*To do:* Repeat each record below exactly, dropping the pictures.

*Provided records:*

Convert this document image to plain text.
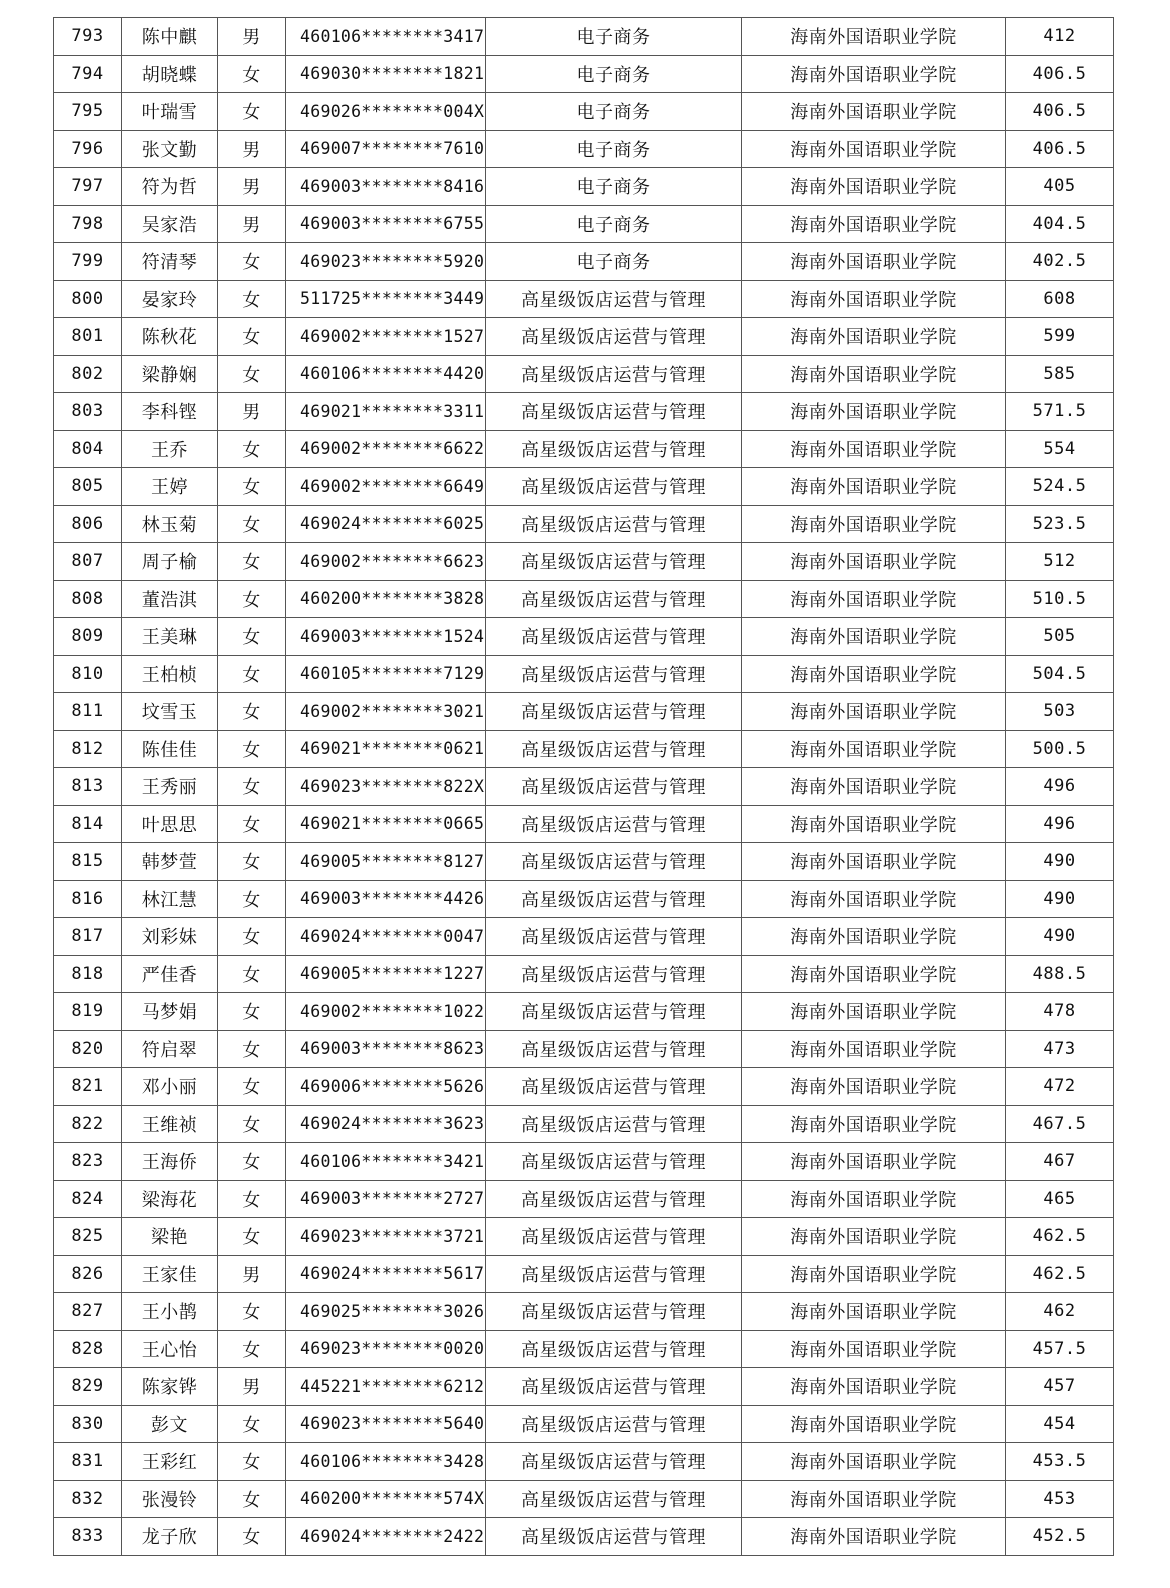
793	陈中麒	男	460106********3417	电子商务	海南外国语职业学院	412
794	胡晓蝶	女	469030********1821	电子商务	海南外国语职业学院	406.5
795	叶瑞雪	女	469026********004X	电子商务	海南外国语职业学院	406.5
796	张文勤	男	469007********7610	电子商务	海南外国语职业学院	406.5
797	符为哲	男	469003********8416	电子商务	海南外国语职业学院	405
798	吴家浩	男	469003********6755	电子商务	海南外国语职业学院	404.5
799	符清琴	女	469023********5920	电子商务	海南外国语职业学院	402.5
800	晏家玲	女	511725********3449	高星级饭店运营与管理	海南外国语职业学院	608
801	陈秋花	女	469002********1527	高星级饭店运营与管理	海南外国语职业学院	599
802	梁静娴	女	460106********4420	高星级饭店运营与管理	海南外国语职业学院	585
803	李科铿	男	469021********3311	高星级饭店运营与管理	海南外国语职业学院	571.5
804	王乔	女	469002********6622	高星级饭店运营与管理	海南外国语职业学院	554
805	王婷	女	469002********6649	高星级饭店运营与管理	海南外国语职业学院	524.5
806	林玉菊	女	469024********6025	高星级饭店运营与管理	海南外国语职业学院	523.5
807	周子榆	女	469002********6623	高星级饭店运营与管理	海南外国语职业学院	512
808	董浩淇	女	460200********3828	高星级饭店运营与管理	海南外国语职业学院	510.5
809	王美琳	女	469003********1524	高星级饭店运营与管理	海南外国语职业学院	505
810	王柏桢	女	460105********7129	高星级饭店运营与管理	海南外国语职业学院	504.5
811	坟雪玉	女	469002********3021	高星级饭店运营与管理	海南外国语职业学院	503
812	陈佳佳	女	469021********0621	高星级饭店运营与管理	海南外国语职业学院	500.5
813	王秀丽	女	469023********822X	高星级饭店运营与管理	海南外国语职业学院	496
814	叶思思	女	469021********0665	高星级饭店运营与管理	海南外国语职业学院	496
815	韩梦萱	女	469005********8127	高星级饭店运营与管理	海南外国语职业学院	490
816	林江慧	女	469003********4426	高星级饭店运营与管理	海南外国语职业学院	490
817	刘彩妹	女	469024********0047	高星级饭店运营与管理	海南外国语职业学院	490
818	严佳香	女	469005********1227	高星级饭店运营与管理	海南外国语职业学院	488.5
819	马梦娟	女	469002********1022	高星级饭店运营与管理	海南外国语职业学院	478
820	符启翠	女	469003********8623	高星级饭店运营与管理	海南外国语职业学院	473
821	邓小丽	女	469006********5626	高星级饭店运营与管理	海南外国语职业学院	472
822	王维祯	女	469024********3623	高星级饭店运营与管理	海南外国语职业学院	467.5
823	王海侨	女	460106********3421	高星级饭店运营与管理	海南外国语职业学院	467
824	梁海花	女	469003********2727	高星级饭店运营与管理	海南外国语职业学院	465
825	梁艳	女	469023********3721	高星级饭店运营与管理	海南外国语职业学院	462.5
826	王家佳	男	469024********5617	高星级饭店运营与管理	海南外国语职业学院	462.5
827	王小鹊	女	469025********3026	高星级饭店运营与管理	海南外国语职业学院	462
828	王心怡	女	469023********0020	高星级饭店运营与管理	海南外国语职业学院	457.5
829	陈家铧	男	445221********6212	高星级饭店运营与管理	海南外国语职业学院	457
830	彭文	女	469023********5640	高星级饭店运营与管理	海南外国语职业学院	454
831	王彩红	女	460106********3428	高星级饭店运营与管理	海南外国语职业学院	453.5
832	张漫铃	女	460200********574X	高星级饭店运营与管理	海南外国语职业学院	453
833	龙子欣	女	469024********2422	高星级饭店运营与管理	海南外国语职业学院	452.5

*Output:*
Convert this document image to plain text.
793	陈中麒	男	460106********3417	电子商务	海南外国语职业学院	412
794	胡晓蝶	女	469030********1821	电子商务	海南外国语职业学院	406.5
795	叶瑞雪	女	469026********004X	电子商务	海南外国语职业学院	406.5
796	张文勤	男	469007********7610	电子商务	海南外国语职业学院	406.5
797	符为哲	男	469003********8416	电子商务	海南外国语职业学院	405
798	吴家浩	男	469003********6755	电子商务	海南外国语职业学院	404.5
799	符清琴	女	469023********5920	电子商务	海南外国语职业学院	402.5
800	晏家玲	女	511725********3449	高星级饭店运营与管理	海南外国语职业学院	608
801	陈秋花	女	469002********1527	高星级饭店运营与管理	海南外国语职业学院	599
802	梁静娴	女	460106********4420	高星级饭店运营与管理	海南外国语职业学院	585
803	李科铿	男	469021********3311	高星级饭店运营与管理	海南外国语职业学院	571.5
804	王乔	女	469002********6622	高星级饭店运营与管理	海南外国语职业学院	554
805	王婷	女	469002********6649	高星级饭店运营与管理	海南外国语职业学院	524.5
806	林玉菊	女	469024********6025	高星级饭店运营与管理	海南外国语职业学院	523.5
807	周子榆	女	469002********6623	高星级饭店运营与管理	海南外国语职业学院	512
808	董浩淇	女	460200********3828	高星级饭店运营与管理	海南外国语职业学院	510.5
809	王美琳	女	469003********1524	高星级饭店运营与管理	海南外国语职业学院	505
810	王柏桢	女	460105********7129	高星级饭店运营与管理	海南外国语职业学院	504.5
811	坟雪玉	女	469002********3021	高星级饭店运营与管理	海南外国语职业学院	503
812	陈佳佳	女	469021********0621	高星级饭店运营与管理	海南外国语职业学院	500.5
813	王秀丽	女	469023********822X	高星级饭店运营与管理	海南外国语职业学院	496
814	叶思思	女	469021********0665	高星级饭店运营与管理	海南外国语职业学院	496
815	韩梦萱	女	469005********8127	高星级饭店运营与管理	海南外国语职业学院	490
816	林江慧	女	469003********4426	高星级饭店运营与管理	海南外国语职业学院	490
817	刘彩妹	女	469024********0047	高星级饭店运营与管理	海南外国语职业学院	490
818	严佳香	女	469005********1227	高星级饭店运营与管理	海南外国语职业学院	488.5
819	马梦娟	女	469002********1022	高星级饭店运营与管理	海南外国语职业学院	478
820	符启翠	女	469003********8623	高星级饭店运营与管理	海南外国语职业学院	473
821	邓小丽	女	469006********5626	高星级饭店运营与管理	海南外国语职业学院	472
822	王维祯	女	469024********3623	高星级饭店运营与管理	海南外国语职业学院	467.5
823	王海侨	女	460106********3421	高星级饭店运营与管理	海南外国语职业学院	467
824	梁海花	女	469003********2727	高星级饭店运营与管理	海南外国语职业学院	465
825	梁艳	女	469023********3721	高星级饭店运营与管理	海南外国语职业学院	462.5
826	王家佳	男	469024********5617	高星级饭店运营与管理	海南外国语职业学院	462.5
827	王小鹊	女	469025********3026	高星级饭店运营与管理	海南外国语职业学院	462
828	王心怡	女	469023********0020	高星级饭店运营与管理	海南外国语职业学院	457.5
829	陈家铧	男	445221********6212	高星级饭店运营与管理	海南外国语职业学院	457
830	彭文	女	469023********5640	高星级饭店运营与管理	海南外国语职业学院	454
831	王彩红	女	460106********3428	高星级饭店运营与管理	海南外国语职业学院	453.5
832	张漫铃	女	460200********574X	高星级饭店运营与管理	海南外国语职业学院	453
833	龙子欣	女	469024********2422	高星级饭店运营与管理	海南外国语职业学院	452.5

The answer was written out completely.